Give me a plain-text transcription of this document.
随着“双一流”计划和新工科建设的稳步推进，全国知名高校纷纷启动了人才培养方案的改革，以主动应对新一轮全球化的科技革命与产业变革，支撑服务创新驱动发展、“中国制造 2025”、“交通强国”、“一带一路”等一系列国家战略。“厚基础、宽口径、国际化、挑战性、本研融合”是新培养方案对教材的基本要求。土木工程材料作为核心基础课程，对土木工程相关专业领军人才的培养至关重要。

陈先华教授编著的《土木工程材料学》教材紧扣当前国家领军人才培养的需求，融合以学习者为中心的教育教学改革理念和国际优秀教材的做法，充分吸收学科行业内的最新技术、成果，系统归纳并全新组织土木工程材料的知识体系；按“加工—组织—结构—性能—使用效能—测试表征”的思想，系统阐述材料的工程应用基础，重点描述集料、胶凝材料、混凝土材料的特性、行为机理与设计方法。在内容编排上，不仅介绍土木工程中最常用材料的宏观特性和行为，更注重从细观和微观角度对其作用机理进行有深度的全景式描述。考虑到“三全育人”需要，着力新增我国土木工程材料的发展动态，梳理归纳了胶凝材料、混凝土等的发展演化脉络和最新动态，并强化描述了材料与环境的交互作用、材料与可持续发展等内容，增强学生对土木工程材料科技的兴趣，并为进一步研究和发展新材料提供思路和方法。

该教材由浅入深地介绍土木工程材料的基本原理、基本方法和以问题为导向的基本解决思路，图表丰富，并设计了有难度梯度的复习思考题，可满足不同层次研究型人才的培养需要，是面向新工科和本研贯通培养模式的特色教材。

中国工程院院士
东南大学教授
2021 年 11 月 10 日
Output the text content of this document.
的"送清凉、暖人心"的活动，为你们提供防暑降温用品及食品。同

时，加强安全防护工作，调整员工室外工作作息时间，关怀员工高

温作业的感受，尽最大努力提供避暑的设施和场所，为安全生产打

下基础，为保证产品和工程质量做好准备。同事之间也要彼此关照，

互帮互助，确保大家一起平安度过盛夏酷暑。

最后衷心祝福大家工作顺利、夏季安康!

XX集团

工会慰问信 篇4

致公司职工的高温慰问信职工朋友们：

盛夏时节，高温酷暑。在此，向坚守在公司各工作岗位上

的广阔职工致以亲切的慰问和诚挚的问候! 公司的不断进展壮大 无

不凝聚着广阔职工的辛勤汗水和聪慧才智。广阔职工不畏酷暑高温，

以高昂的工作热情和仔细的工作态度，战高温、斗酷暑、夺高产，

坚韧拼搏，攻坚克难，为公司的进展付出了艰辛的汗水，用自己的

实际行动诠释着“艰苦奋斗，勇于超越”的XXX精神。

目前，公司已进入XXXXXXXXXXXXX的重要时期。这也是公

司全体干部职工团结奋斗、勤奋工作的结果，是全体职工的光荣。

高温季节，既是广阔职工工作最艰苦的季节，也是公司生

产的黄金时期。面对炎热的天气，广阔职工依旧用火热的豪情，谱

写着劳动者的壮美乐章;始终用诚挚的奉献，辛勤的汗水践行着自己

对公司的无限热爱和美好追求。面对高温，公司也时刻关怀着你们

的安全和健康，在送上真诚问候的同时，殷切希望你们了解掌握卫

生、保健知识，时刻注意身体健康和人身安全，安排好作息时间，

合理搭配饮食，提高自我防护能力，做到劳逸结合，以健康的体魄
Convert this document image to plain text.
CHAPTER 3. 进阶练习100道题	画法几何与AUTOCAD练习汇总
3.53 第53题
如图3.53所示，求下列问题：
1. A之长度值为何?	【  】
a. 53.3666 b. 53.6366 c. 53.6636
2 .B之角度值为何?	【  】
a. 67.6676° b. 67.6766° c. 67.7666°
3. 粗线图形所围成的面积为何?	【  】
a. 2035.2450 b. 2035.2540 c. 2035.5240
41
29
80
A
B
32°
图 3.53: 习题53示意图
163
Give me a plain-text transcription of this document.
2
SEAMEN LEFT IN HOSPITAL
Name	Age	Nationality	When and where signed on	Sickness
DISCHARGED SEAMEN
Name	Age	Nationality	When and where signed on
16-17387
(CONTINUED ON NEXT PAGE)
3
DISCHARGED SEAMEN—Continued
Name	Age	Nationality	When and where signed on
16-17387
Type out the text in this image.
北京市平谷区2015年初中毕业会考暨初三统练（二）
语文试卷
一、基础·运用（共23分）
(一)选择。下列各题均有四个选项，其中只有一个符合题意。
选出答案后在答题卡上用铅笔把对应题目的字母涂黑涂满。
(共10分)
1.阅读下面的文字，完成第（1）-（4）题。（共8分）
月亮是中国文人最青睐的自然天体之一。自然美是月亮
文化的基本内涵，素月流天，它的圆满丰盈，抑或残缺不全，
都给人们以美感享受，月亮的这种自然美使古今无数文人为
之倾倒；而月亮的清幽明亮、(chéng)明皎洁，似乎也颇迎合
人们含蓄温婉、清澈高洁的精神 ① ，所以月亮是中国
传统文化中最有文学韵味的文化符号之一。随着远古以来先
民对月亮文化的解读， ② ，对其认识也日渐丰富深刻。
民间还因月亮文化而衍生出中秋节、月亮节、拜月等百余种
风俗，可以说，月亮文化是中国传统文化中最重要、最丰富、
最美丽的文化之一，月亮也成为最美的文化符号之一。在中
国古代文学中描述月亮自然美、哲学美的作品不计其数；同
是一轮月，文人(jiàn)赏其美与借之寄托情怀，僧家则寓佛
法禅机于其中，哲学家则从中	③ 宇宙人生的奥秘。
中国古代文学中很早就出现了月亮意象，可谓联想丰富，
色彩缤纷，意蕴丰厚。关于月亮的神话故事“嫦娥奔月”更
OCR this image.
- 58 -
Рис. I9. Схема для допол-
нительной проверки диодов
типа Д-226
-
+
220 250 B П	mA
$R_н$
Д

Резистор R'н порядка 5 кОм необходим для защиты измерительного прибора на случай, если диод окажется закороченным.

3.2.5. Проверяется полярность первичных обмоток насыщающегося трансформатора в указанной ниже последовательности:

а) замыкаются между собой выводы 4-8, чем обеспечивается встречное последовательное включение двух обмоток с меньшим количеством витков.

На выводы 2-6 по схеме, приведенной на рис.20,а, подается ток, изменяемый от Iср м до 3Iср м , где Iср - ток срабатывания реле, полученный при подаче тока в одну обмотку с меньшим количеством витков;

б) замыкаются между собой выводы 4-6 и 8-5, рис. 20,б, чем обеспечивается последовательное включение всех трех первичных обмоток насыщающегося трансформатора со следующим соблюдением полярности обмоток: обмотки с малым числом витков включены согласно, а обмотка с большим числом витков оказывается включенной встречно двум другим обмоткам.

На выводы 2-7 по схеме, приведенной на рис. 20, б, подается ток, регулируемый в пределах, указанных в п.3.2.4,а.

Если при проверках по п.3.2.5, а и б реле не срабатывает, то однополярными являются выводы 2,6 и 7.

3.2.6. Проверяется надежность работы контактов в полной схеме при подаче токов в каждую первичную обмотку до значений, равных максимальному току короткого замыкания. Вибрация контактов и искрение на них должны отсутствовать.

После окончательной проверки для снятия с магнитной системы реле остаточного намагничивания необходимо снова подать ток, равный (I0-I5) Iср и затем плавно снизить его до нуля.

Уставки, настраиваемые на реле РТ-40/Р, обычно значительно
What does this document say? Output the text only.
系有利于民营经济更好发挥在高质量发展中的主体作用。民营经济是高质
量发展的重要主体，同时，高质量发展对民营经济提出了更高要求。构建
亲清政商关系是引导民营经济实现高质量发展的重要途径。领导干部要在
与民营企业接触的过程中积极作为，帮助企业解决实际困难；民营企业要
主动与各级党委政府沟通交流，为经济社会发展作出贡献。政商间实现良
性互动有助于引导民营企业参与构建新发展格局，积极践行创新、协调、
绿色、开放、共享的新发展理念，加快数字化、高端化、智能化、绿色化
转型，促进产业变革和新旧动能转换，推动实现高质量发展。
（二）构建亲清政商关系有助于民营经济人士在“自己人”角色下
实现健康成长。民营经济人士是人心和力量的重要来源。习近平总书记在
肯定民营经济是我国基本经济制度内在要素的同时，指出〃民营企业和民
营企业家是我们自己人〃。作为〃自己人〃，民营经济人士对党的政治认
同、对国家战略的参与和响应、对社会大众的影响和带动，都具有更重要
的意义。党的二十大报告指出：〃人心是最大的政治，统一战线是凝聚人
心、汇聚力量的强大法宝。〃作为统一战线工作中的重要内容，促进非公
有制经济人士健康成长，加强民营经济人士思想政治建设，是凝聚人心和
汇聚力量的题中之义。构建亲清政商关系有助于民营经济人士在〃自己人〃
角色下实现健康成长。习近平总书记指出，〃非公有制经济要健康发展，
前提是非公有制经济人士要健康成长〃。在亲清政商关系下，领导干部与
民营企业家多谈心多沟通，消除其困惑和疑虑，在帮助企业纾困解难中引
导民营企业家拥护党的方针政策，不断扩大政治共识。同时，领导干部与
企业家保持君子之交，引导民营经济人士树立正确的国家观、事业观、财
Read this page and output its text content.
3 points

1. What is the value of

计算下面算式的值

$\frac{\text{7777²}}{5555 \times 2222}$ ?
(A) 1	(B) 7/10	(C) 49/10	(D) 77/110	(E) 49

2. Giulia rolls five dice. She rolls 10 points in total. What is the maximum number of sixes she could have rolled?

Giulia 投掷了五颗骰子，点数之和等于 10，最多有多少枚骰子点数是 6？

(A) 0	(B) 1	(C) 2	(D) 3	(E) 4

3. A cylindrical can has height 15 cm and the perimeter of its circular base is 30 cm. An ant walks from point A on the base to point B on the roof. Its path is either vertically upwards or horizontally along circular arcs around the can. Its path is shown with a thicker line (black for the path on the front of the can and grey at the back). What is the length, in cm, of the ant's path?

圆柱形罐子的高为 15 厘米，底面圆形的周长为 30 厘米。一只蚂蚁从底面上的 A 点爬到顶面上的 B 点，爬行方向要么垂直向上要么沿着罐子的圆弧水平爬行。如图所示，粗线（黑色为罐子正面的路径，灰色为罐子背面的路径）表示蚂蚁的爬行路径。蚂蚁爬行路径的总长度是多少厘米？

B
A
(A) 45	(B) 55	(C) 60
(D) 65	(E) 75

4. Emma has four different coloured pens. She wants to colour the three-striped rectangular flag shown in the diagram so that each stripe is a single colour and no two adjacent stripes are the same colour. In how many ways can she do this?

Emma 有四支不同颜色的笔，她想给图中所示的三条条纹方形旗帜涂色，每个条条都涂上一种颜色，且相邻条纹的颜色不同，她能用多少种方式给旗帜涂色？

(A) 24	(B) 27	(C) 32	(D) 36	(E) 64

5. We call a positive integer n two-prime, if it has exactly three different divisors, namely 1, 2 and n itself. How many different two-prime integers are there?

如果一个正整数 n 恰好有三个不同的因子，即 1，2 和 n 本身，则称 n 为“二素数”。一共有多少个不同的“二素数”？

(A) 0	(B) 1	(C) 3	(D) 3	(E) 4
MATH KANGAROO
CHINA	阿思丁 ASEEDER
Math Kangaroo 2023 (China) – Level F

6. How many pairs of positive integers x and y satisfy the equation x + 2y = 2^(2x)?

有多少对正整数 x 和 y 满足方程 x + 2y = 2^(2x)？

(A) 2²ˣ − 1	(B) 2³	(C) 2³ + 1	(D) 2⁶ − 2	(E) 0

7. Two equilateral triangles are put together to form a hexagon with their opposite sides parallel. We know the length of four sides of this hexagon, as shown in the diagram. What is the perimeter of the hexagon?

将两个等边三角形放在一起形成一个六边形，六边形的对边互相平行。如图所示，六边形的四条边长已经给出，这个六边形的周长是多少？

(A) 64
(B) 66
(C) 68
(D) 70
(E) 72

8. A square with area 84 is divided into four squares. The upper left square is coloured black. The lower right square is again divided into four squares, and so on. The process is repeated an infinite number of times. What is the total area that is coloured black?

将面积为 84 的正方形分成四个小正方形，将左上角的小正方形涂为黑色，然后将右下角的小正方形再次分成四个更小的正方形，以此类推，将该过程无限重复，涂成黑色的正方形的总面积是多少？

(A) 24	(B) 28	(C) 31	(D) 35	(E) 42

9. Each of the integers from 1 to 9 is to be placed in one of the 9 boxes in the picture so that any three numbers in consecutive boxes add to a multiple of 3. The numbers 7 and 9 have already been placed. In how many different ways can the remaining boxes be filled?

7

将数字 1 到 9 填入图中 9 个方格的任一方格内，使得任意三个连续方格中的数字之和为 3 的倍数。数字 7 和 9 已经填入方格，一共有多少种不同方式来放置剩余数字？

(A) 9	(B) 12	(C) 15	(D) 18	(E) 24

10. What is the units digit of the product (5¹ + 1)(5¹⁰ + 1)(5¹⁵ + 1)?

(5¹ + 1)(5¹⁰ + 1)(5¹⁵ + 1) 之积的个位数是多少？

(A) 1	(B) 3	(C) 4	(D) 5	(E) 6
· · ·
## Requirements
List the lines of the material in which the word "подается" occurs.

## Written solution
На выводы 2-6 по схеме, приведенной на рис.20,а, подается ток, изменяемый от Iср м до 3Iср м , где Iср - ток срабатывания реле, полученный при подаче тока в одну обмотку с меньшим количеством витков;
На выводы 2-7 по схеме, приведенной на рис. 20, б, подается ток, регулируемый в пределах, указанных в п.3.2.4,а.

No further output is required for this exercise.